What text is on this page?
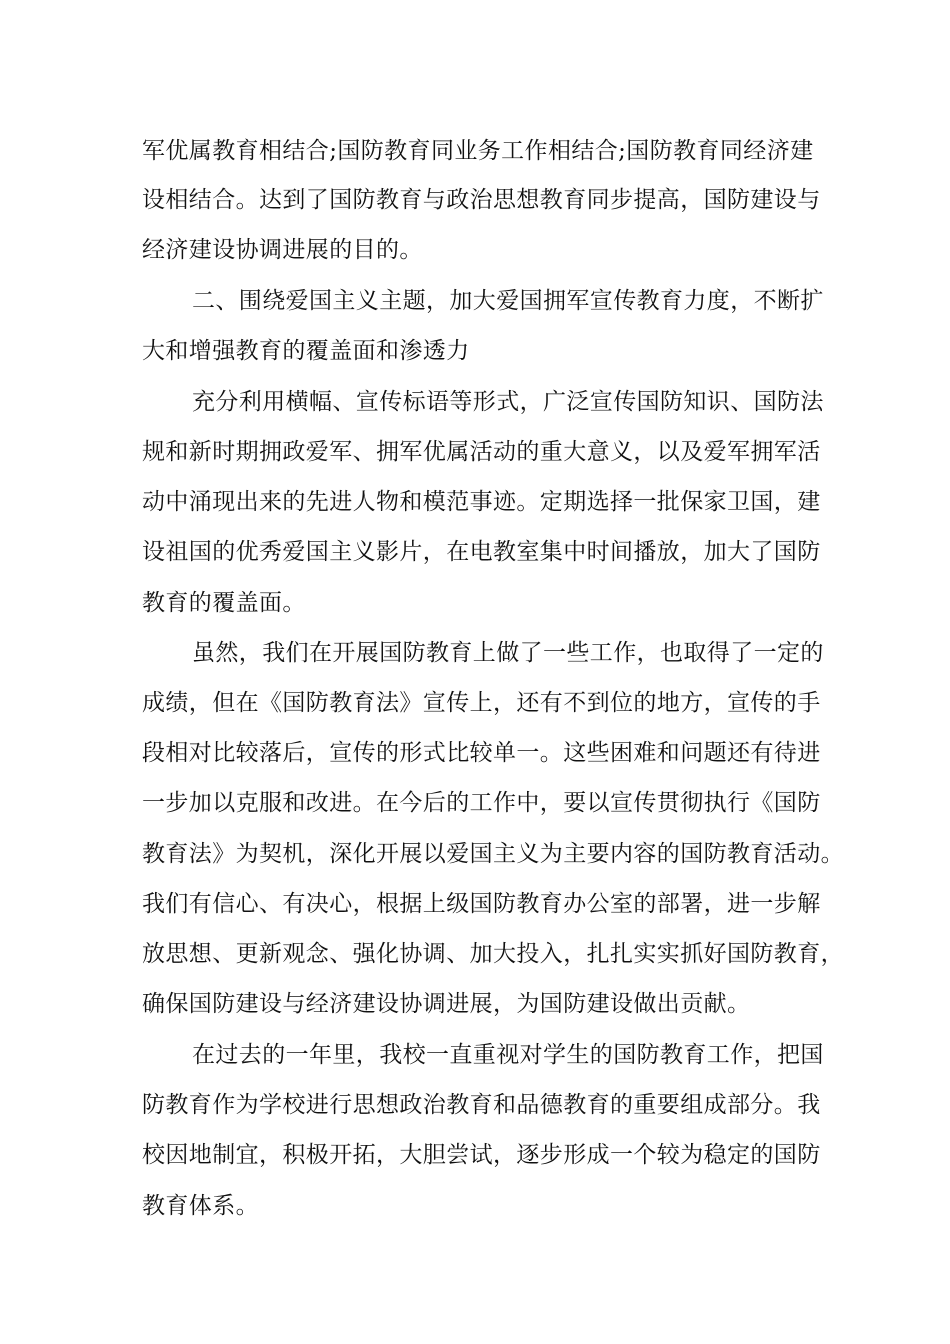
军优属教育相结合;国防教育同业务工作相结合;国防教育同经济建
设相结合。达到了国防教育与政治思想教育同步提高，国防建设与
经济建设协调进展的目的。
二、围绕爱国主义主题，加大爱国拥军宣传教育力度，不断扩
大和增强教育的覆盖面和渗透力
充分利用横幅、宣传标语等形式，广泛宣传国防知识、国防法
规和新时期拥政爱军、拥军优属活动的重大意义，以及爱军拥军活
动中涌现出来的先进人物和模范事迹。定期选择一批保家卫国，建
设祖国的优秀爱国主义影片，在电教室集中时间播放，加大了国防
教育的覆盖面。
虽然，我们在开展国防教育上做了一些工作，也取得了一定的
成绩，但在《国防教育法》宣传上，还有不到位的地方，宣传的手
段相对比较落后，宣传的形式比较单一。这些困难和问题还有待进
一步加以克服和改进。在今后的工作中，要以宣传贯彻执行《国防
教育法》为契机，深化开展以爱国主义为主要内容的国防教育活动。
我们有信心、有决心，根据上级国防教育办公室的部署，进一步解
放思想、更新观念、强化协调、加大投入，扎扎实实抓好国防教育，
确保国防建设与经济建设协调进展，为国防建设做出贡献。
在过去的一年里，我校一直重视对学生的国防教育工作，把国
防教育作为学校进行思想政治教育和品德教育的重要组成部分。我
校因地制宜，积极开拓，大胆尝试，逐步形成一个较为稳定的国防
教育体系。
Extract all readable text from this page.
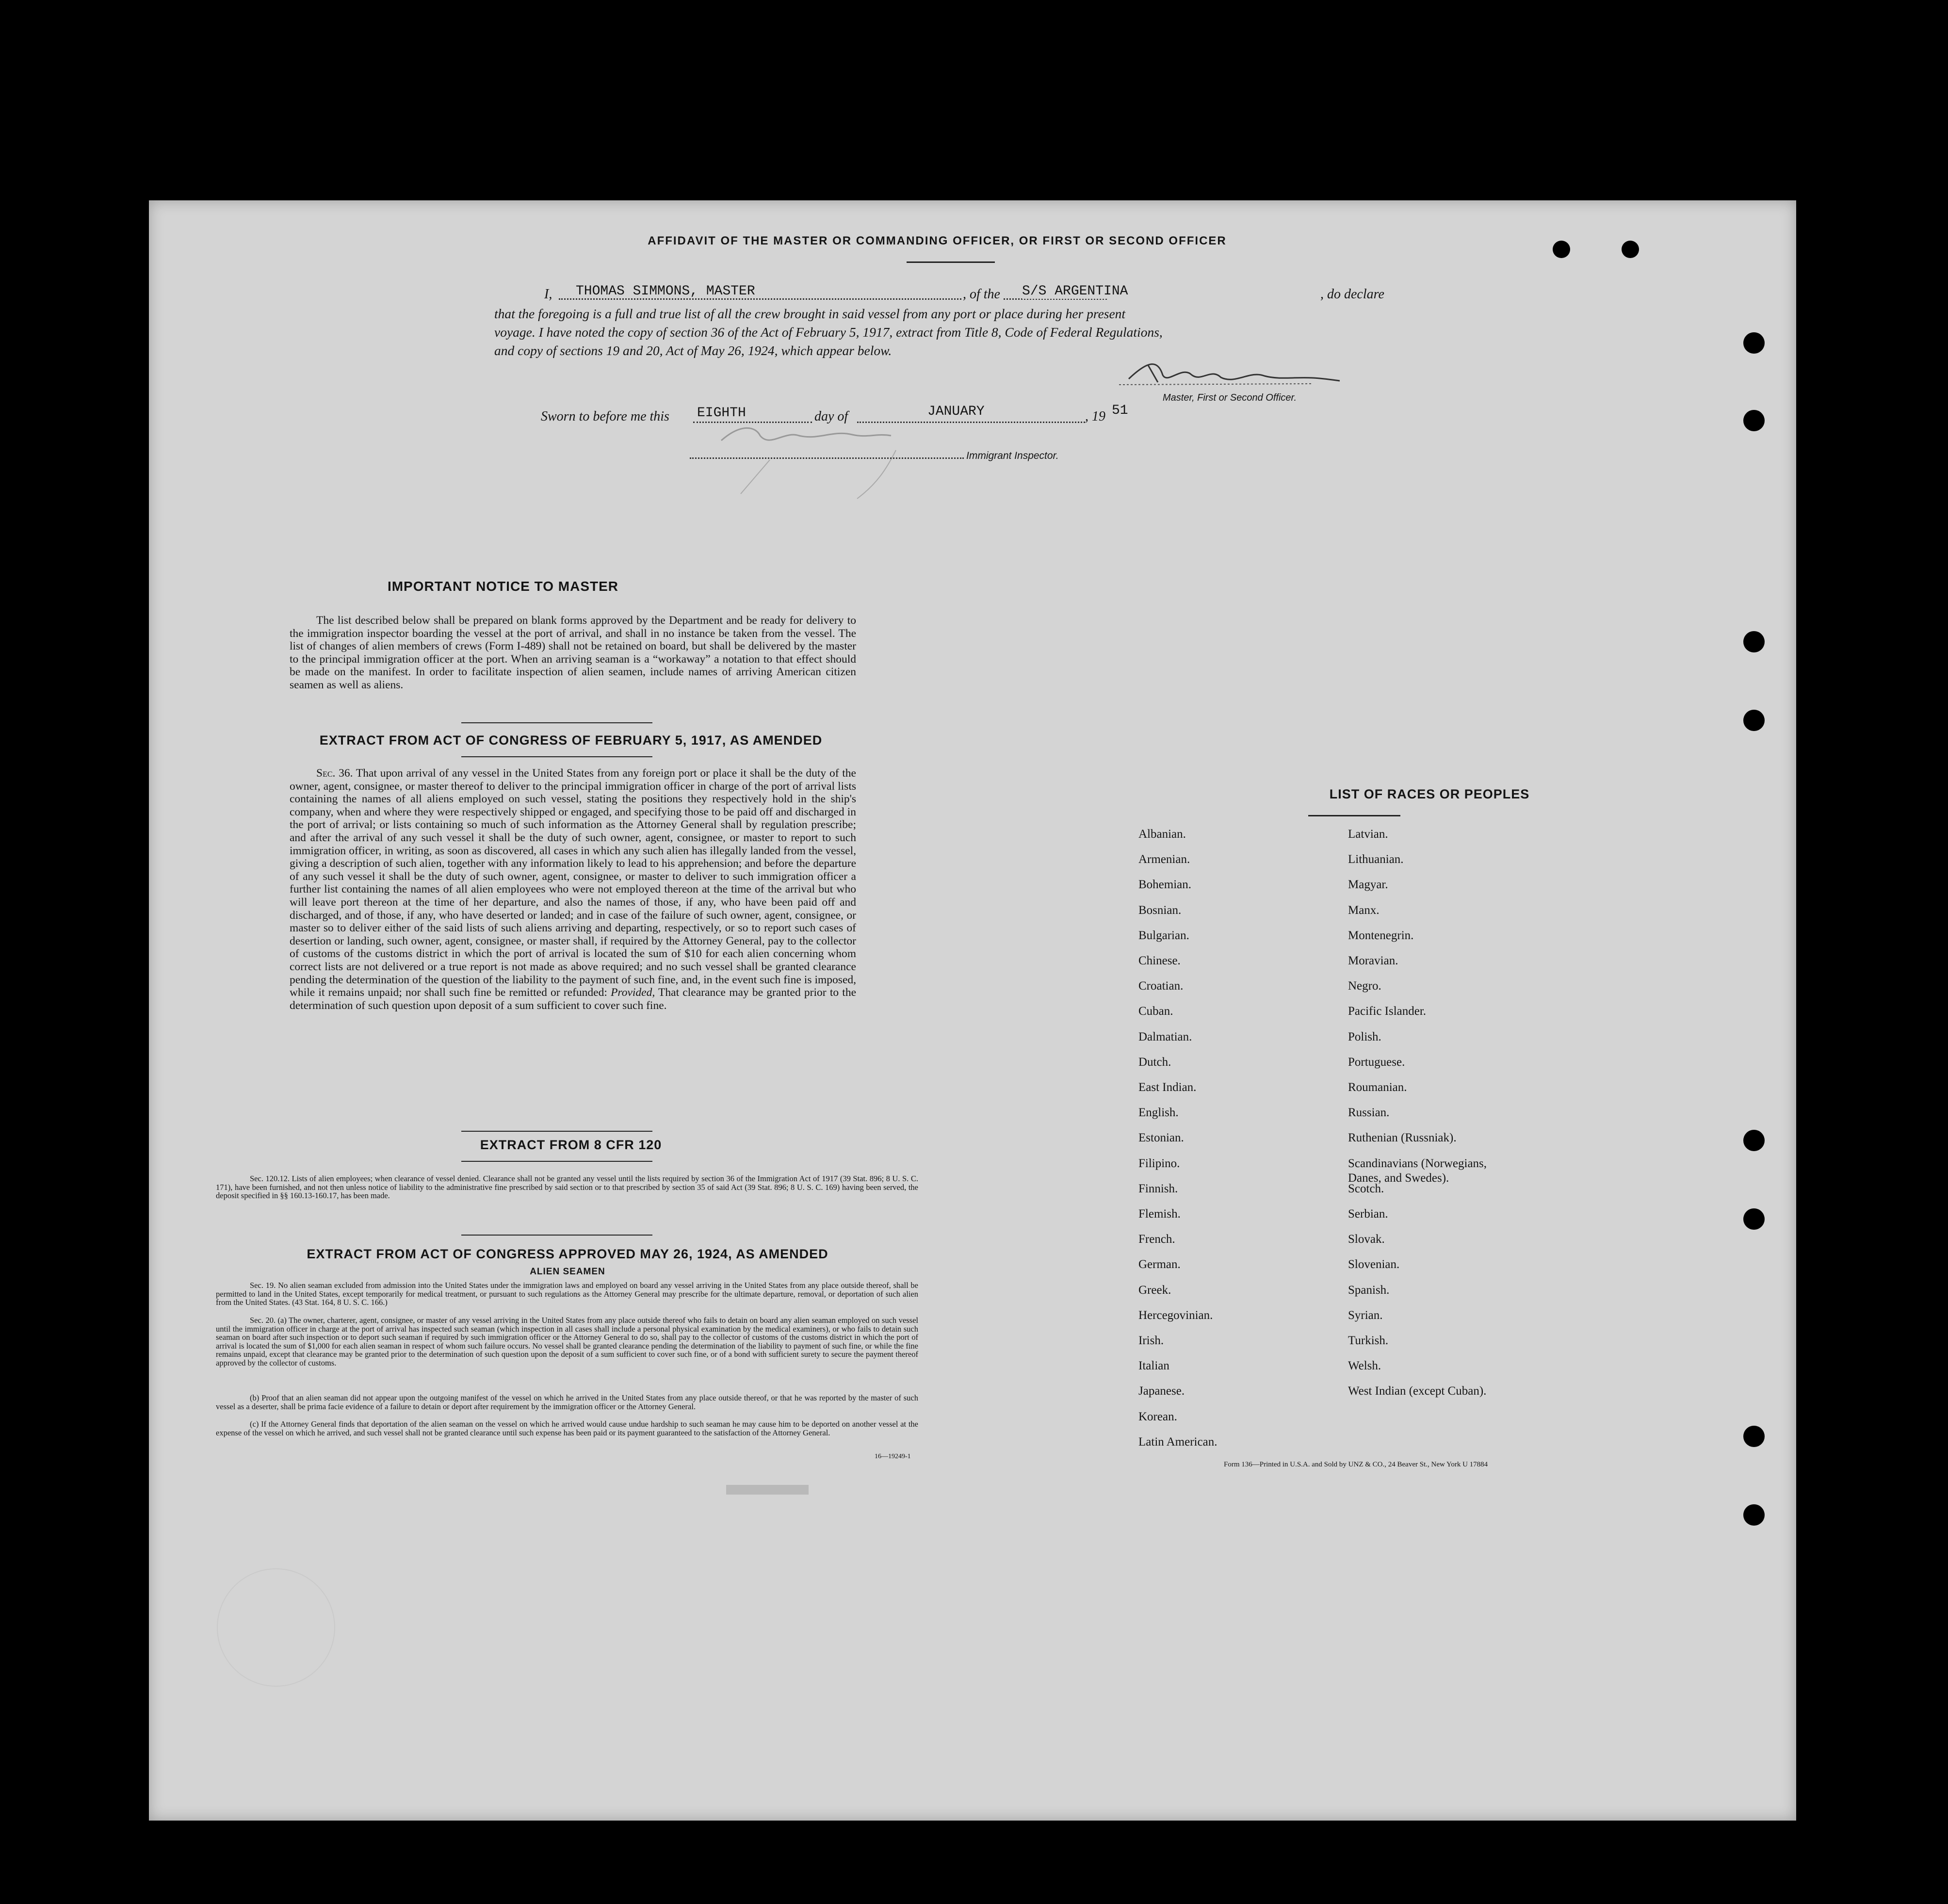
AFFIDAVIT OF THE MASTER OR COMMANDING OFFICER, OR FIRST OR SECOND OFFICER
I, THOMAS SIMMONS, MASTER	, of the S/S ARGENTINA	, do declare
that the foregoing is a full and true list of all the crew brought in said vessel from any port or place during her present
voyage. I have noted the copy of section 36 of the Act of February 5, 1917, extract from Title 8, Code of Federal Regulations,
and copy of sections 19 and 20, Act of May 26, 1924, which appear below.
Master, First or Second Officer.
Sworn to before me this EIGHTH	day of	JANUARY	, 19 51
Immigrant Inspector.
IMPORTANT NOTICE TO MASTER
The list described below shall be prepared on blank forms approved by the Department and be ready for delivery to the immigration inspector boarding the vessel at the port of arrival, and shall in no instance be taken from the vessel. The list of changes of alien members of crews (Form I-489) shall not be retained on board, but shall be delivered by the master to the principal immigration officer at the port. When an arriving seaman is a “workaway” a notation to that effect should be made on the manifest. In order to facilitate inspection of alien seamen, include names of arriving American citizen seamen as well as aliens.
EXTRACT FROM ACT OF CONGRESS OF FEBRUARY 5, 1917, AS AMENDED
Sec. 36. That upon arrival of any vessel in the United States from any foreign port or place it shall be the duty of the owner, agent, consignee, or master thereof to deliver to the principal immigration officer in charge of the port of arrival lists containing the names of all aliens employed on such vessel, stating the positions they respectively hold in the ship's company, when and where they were respectively shipped or engaged, and specifying those to be paid off and discharged in the port of arrival; or lists containing so much of such information as the Attorney General shall by regulation prescribe; and after the arrival of any such vessel it shall be the duty of such owner, agent, consignee, or master to report to such immigration officer, in writing, as soon as discovered, all cases in which any such alien has illegally landed from the vessel, giving a description of such alien, together with any information likely to lead to his apprehension; and before the departure of any such vessel it shall be the duty of such owner, agent, consignee, or master to deliver to such immigration officer a further list containing the names of all alien employees who were not employed thereon at the time of the arrival but who will leave port thereon at the time of her departure, and also the names of those, if any, who have been paid off and discharged, and of those, if any, who have deserted or landed; and in case of the failure of such owner, agent, consignee, or master so to deliver either of the said lists of such aliens arriving and departing, respectively, or so to report such cases of desertion or landing, such owner, agent, consignee, or master shall, if required by the Attorney General, pay to the collector of customs of the customs district in which the port of arrival is located the sum of $10 for each alien concerning whom correct lists are not delivered or a true report is not made as above required; and no such vessel shall be granted clearance pending the determination of the question of the liability to the payment of such fine, and, in the event such fine is imposed, while it remains unpaid; nor shall such fine be remitted or refunded: Provided, That clearance may be granted prior to the determination of such question upon deposit of a sum sufficient to cover such fine.
EXTRACT FROM 8 CFR 120
Sec. 120.12. Lists of alien employees; when clearance of vessel denied. Clearance shall not be granted any vessel until the lists required by section 36 of the Immigration Act of 1917 (39 Stat. 896; 8 U. S. C. 171), have been furnished, and not then unless notice of liability to the administrative fine prescribed by said section or to that prescribed by section 35 of said Act (39 Stat. 896; 8 U. S. C. 169) having been served, the deposit specified in §§ 160.13-160.17, has been made.
EXTRACT FROM ACT OF CONGRESS APPROVED MAY 26, 1924, AS AMENDED
ALIEN SEAMEN
Sec. 19. No alien seaman excluded from admission into the United States under the immigration laws and employed on board any vessel arriving in the United States from any place outside thereof, shall be permitted to land in the United States, except temporarily for medical treatment, or pursuant to such regulations as the Attorney General may prescribe for the ultimate departure, removal, or deportation of such alien from the United States. (43 Stat. 164, 8 U. S. C. 166.)
Sec. 20. (a) The owner, charterer, agent, consignee, or master of any vessel arriving in the United States from any place outside thereof who fails to detain on board any alien seaman employed on such vessel until the immigration officer in charge at the port of arrival has inspected such seaman (which inspection in all cases shall include a personal physical examination by the medical examiners), or who fails to detain such seaman on board after such inspection or to deport such seaman if required by such immigration officer or the Attorney General to do so, shall pay to the collector of customs of the customs district in which the port of arrival is located the sum of $1,000 for each alien seaman in respect of whom such failure occurs. No vessel shall be granted clearance pending the determination of the liability to payment of such fine, or while the fine remains unpaid, except that clearance may be granted prior to the determination of such question upon the deposit of a sum sufficient to cover such fine, or of a bond with sufficient surety to secure the payment thereof approved by the collector of customs.
(b) Proof that an alien seaman did not appear upon the outgoing manifest of the vessel on which he arrived in the United States from any place outside thereof, or that he was reported by the master of such vessel as a deserter, shall be prima facie evidence of a failure to detain or deport after requirement by the immigration officer or the Attorney General.
(c) If the Attorney General finds that deportation of the alien seaman on the vessel on which he arrived would cause undue hardship to such seaman he may cause him to be deported on another vessel at the expense of the vessel on which he arrived, and such vessel shall not be granted clearance until such expense has been paid or its payment guaranteed to the satisfaction of the Attorney General.
16—19249-1
LIST OF RACES OR PEOPLES
Form 136—Printed in U.S.A. and Sold by UNZ & CO., 24 Beaver St., New York U 17884
Albanian.
Armenian.
Bohemian.
Bosnian.
Bulgarian.
Chinese.
Croatian.
Cuban.
Dalmatian.
Dutch.
East Indian.
English.
Estonian.
Filipino.
Finnish.
Flemish.
French.
German.
Greek.
Hercegovinian.
Irish.
Italian
Japanese.
Korean.
Latin American.
Latvian.
Lithuanian.
Magyar.
Manx.
Montenegrin.
Moravian.
Negro.
Pacific Islander.
Polish.
Portuguese.
Roumanian.
Russian.
Ruthenian (Russniak).
Scandinavians (Norwegians,
Danes, and Swedes).
Scotch.
Serbian.
Slovak.
Slovenian.
Spanish.
Syrian.
Turkish.
Welsh.
West Indian (except Cuban).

Task to carry out
Extract every line of the data exactly; pictures stay out.

Exercise response
What text is on this page?
军优属教育相结合;国防教育同业务工作相结合;国防教育同经济建
设相结合。达到了国防教育与政治思想教育同步提高，国防建设与
经济建设协调进展的目的。
二、围绕爱国主义主题，加大爱国拥军宣传教育力度，不断扩
大和增强教育的覆盖面和渗透力
充分利用横幅、宣传标语等形式，广泛宣传国防知识、国防法
规和新时期拥政爱军、拥军优属活动的重大意义，以及爱军拥军活
动中涌现出来的先进人物和模范事迹。定期选择一批保家卫国，建
设祖国的优秀爱国主义影片，在电教室集中时间播放，加大了国防
教育的覆盖面。
虽然，我们在开展国防教育上做了一些工作，也取得了一定的
成绩，但在《国防教育法》宣传上，还有不到位的地方，宣传的手
段相对比较落后，宣传的形式比较单一。这些困难和问题还有待进
一步加以克服和改进。在今后的工作中，要以宣传贯彻执行《国防
教育法》为契机，深化开展以爱国主义为主要内容的国防教育活动。
我们有信心、有决心，根据上级国防教育办公室的部署，进一步解
放思想、更新观念、强化协调、加大投入，扎扎实实抓好国防教育，
确保国防建设与经济建设协调进展，为国防建设做出贡献。
在过去的一年里，我校一直重视对学生的国防教育工作，把国
防教育作为学校进行思想政治教育和品德教育的重要组成部分。我
校因地制宜，积极开拓，大胆尝试，逐步形成一个较为稳定的国防
教育体系。
Extract all readable text from this page.
AFFIDAVIT OF THE MASTER OR COMMANDING OFFICER, OR FIRST OR SECOND OFFICER
I, THOMAS SIMMONS, MASTER	, of the S/S ARGENTINA	, do declare
that the foregoing is a full and true list of all the crew brought in said vessel from any port or place during her present
voyage. I have noted the copy of section 36 of the Act of February 5, 1917, extract from Title 8, Code of Federal Regulations,
and copy of sections 19 and 20, Act of May 26, 1924, which appear below.
Master, First or Second Officer.
Sworn to before me this EIGHTH	day of	JANUARY	, 19 51
Immigrant Inspector.
IMPORTANT NOTICE TO MASTER
The list described below shall be prepared on blank forms approved by the Department and be ready for delivery to the immigration inspector boarding the vessel at the port of arrival, and shall in no instance be taken from the vessel. The list of changes of alien members of crews (Form I-489) shall not be retained on board, but shall be delivered by the master to the principal immigration officer at the port. When an arriving seaman is a “workaway” a notation to that effect should be made on the manifest. In order to facilitate inspection of alien seamen, include names of arriving American citizen seamen as well as aliens.
EXTRACT FROM ACT OF CONGRESS OF FEBRUARY 5, 1917, AS AMENDED
Sec. 36. That upon arrival of any vessel in the United States from any foreign port or place it shall be the duty of the owner, agent, consignee, or master thereof to deliver to the principal immigration officer in charge of the port of arrival lists containing the names of all aliens employed on such vessel, stating the positions they respectively hold in the ship's company, when and where they were respectively shipped or engaged, and specifying those to be paid off and discharged in the port of arrival; or lists containing so much of such information as the Attorney General shall by regulation prescribe; and after the arrival of any such vessel it shall be the duty of such owner, agent, consignee, or master to report to such immigration officer, in writing, as soon as discovered, all cases in which any such alien has illegally landed from the vessel, giving a description of such alien, together with any information likely to lead to his apprehension; and before the departure of any such vessel it shall be the duty of such owner, agent, consignee, or master to deliver to such immigration officer a further list containing the names of all alien employees who were not employed thereon at the time of the arrival but who will leave port thereon at the time of her departure, and also the names of those, if any, who have been paid off and discharged, and of those, if any, who have deserted or landed; and in case of the failure of such owner, agent, consignee, or master so to deliver either of the said lists of such aliens arriving and departing, respectively, or so to report such cases of desertion or landing, such owner, agent, consignee, or master shall, if required by the Attorney General, pay to the collector of customs of the customs district in which the port of arrival is located the sum of $10 for each alien concerning whom correct lists are not delivered or a true report is not made as above required; and no such vessel shall be granted clearance pending the determination of the question of the liability to the payment of such fine, and, in the event such fine is imposed, while it remains unpaid; nor shall such fine be remitted or refunded: Provided, That clearance may be granted prior to the determination of such question upon deposit of a sum sufficient to cover such fine.
EXTRACT FROM 8 CFR 120
Sec. 120.12. Lists of alien employees; when clearance of vessel denied. Clearance shall not be granted any vessel until the lists required by section 36 of the Immigration Act of 1917 (39 Stat. 896; 8 U. S. C. 171), have been furnished, and not then unless notice of liability to the administrative fine prescribed by said section or to that prescribed by section 35 of said Act (39 Stat. 896; 8 U. S. C. 169) having been served, the deposit specified in §§ 160.13-160.17, has been made.
EXTRACT FROM ACT OF CONGRESS APPROVED MAY 26, 1924, AS AMENDED
ALIEN SEAMEN
Sec. 19. No alien seaman excluded from admission into the United States under the immigration laws and employed on board any vessel arriving in the United States from any place outside thereof, shall be permitted to land in the United States, except temporarily for medical treatment, or pursuant to such regulations as the Attorney General may prescribe for the ultimate departure, removal, or deportation of such alien from the United States. (43 Stat. 164, 8 U. S. C. 166.)
Sec. 20. (a) The owner, charterer, agent, consignee, or master of any vessel arriving in the United States from any place outside thereof who fails to detain on board any alien seaman employed on such vessel until the immigration officer in charge at the port of arrival has inspected such seaman (which inspection in all cases shall include a personal physical examination by the medical examiners), or who fails to detain such seaman on board after such inspection or to deport such seaman if required by such immigration officer or the Attorney General to do so, shall pay to the collector of customs of the customs district in which the port of arrival is located the sum of $1,000 for each alien seaman in respect of whom such failure occurs. No vessel shall be granted clearance pending the determination of the liability to payment of such fine, or while the fine remains unpaid, except that clearance may be granted prior to the determination of such question upon the deposit of a sum sufficient to cover such fine, or of a bond with sufficient surety to secure the payment thereof approved by the collector of customs.
(b) Proof that an alien seaman did not appear upon the outgoing manifest of the vessel on which he arrived in the United States from any place outside thereof, or that he was reported by the master of such vessel as a deserter, shall be prima facie evidence of a failure to detain or deport after requirement by the immigration officer or the Attorney General.
(c) If the Attorney General finds that deportation of the alien seaman on the vessel on which he arrived would cause undue hardship to such seaman he may cause him to be deported on another vessel at the expense of the vessel on which he arrived, and such vessel shall not be granted clearance until such expense has been paid or its payment guaranteed to the satisfaction of the Attorney General.
16—19249-1
LIST OF RACES OR PEOPLES
Form 136—Printed in U.S.A. and Sold by UNZ & CO., 24 Beaver St., New York U 17884
Albanian.
Armenian.
Bohemian.
Bosnian.
Bulgarian.
Chinese.
Croatian.
Cuban.
Dalmatian.
Dutch.
East Indian.
English.
Estonian.
Filipino.
Finnish.
Flemish.
French.
German.
Greek.
Hercegovinian.
Irish.
Italian
Japanese.
Korean.
Latin American.
Latvian.
Lithuanian.
Magyar.
Manx.
Montenegrin.
Moravian.
Negro.
Pacific Islander.
Polish.
Portuguese.
Roumanian.
Russian.
Ruthenian (Russniak).
Scandinavians (Norwegians,
Danes, and Swedes).
Scotch.
Serbian.
Slovak.
Slovenian.
Spanish.
Syrian.
Turkish.
Welsh.
West Indian (except Cuban).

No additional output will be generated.